_DATA SUPPLIED_.
>>>
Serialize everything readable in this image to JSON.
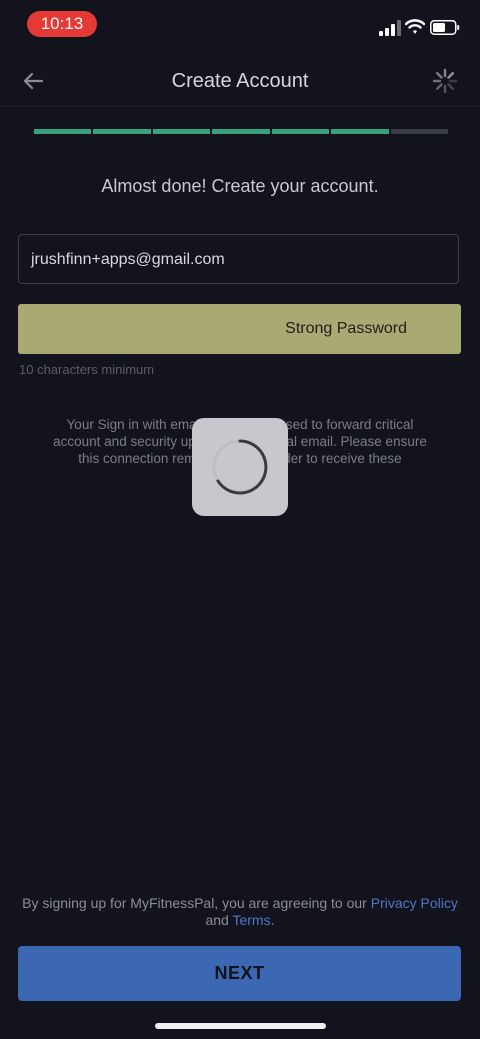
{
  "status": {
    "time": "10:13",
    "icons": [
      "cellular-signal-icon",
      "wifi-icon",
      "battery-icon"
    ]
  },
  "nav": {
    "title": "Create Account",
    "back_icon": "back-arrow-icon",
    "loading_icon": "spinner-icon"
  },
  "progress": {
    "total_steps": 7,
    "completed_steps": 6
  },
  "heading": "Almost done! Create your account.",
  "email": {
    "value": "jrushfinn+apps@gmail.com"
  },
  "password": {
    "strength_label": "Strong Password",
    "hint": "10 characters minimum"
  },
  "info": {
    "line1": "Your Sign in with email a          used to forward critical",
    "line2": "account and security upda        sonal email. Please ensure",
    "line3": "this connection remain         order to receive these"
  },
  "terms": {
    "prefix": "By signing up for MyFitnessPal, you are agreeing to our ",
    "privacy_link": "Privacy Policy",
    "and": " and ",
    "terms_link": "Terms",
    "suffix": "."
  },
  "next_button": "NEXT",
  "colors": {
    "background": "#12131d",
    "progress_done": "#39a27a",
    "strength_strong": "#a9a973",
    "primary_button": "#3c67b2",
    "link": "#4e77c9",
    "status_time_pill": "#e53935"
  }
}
<<<
_THE PROBLEM_.
Give back all entries exactly. No pictures belong in the copy.

_SOLUTION_.
Serialize everything readable in this image to JSON.
{
  "status": {
    "time": "10:13",
    "icons": [
      "cellular-signal-icon",
      "wifi-icon",
      "battery-icon"
    ]
  },
  "nav": {
    "title": "Create Account",
    "back_icon": "back-arrow-icon",
    "loading_icon": "spinner-icon"
  },
  "progress": {
    "total_steps": 7,
    "completed_steps": 6
  },
  "heading": "Almost done! Create your account.",
  "email": {
    "value": "jrushfinn+apps@gmail.com"
  },
  "password": {
    "strength_label": "Strong Password",
    "hint": "10 characters minimum"
  },
  "info": {
    "line1": "Your Sign in with email a          used to forward critical",
    "line2": "account and security upda        sonal email. Please ensure",
    "line3": "this connection remain         order to receive these"
  },
  "terms": {
    "prefix": "By signing up for MyFitnessPal, you are agreeing to our ",
    "privacy_link": "Privacy Policy",
    "and": " and ",
    "terms_link": "Terms",
    "suffix": "."
  },
  "next_button": "NEXT",
  "colors": {
    "background": "#12131d",
    "progress_done": "#39a27a",
    "strength_strong": "#a9a973",
    "primary_button": "#3c67b2",
    "link": "#4e77c9",
    "status_time_pill": "#e53935"
  }
}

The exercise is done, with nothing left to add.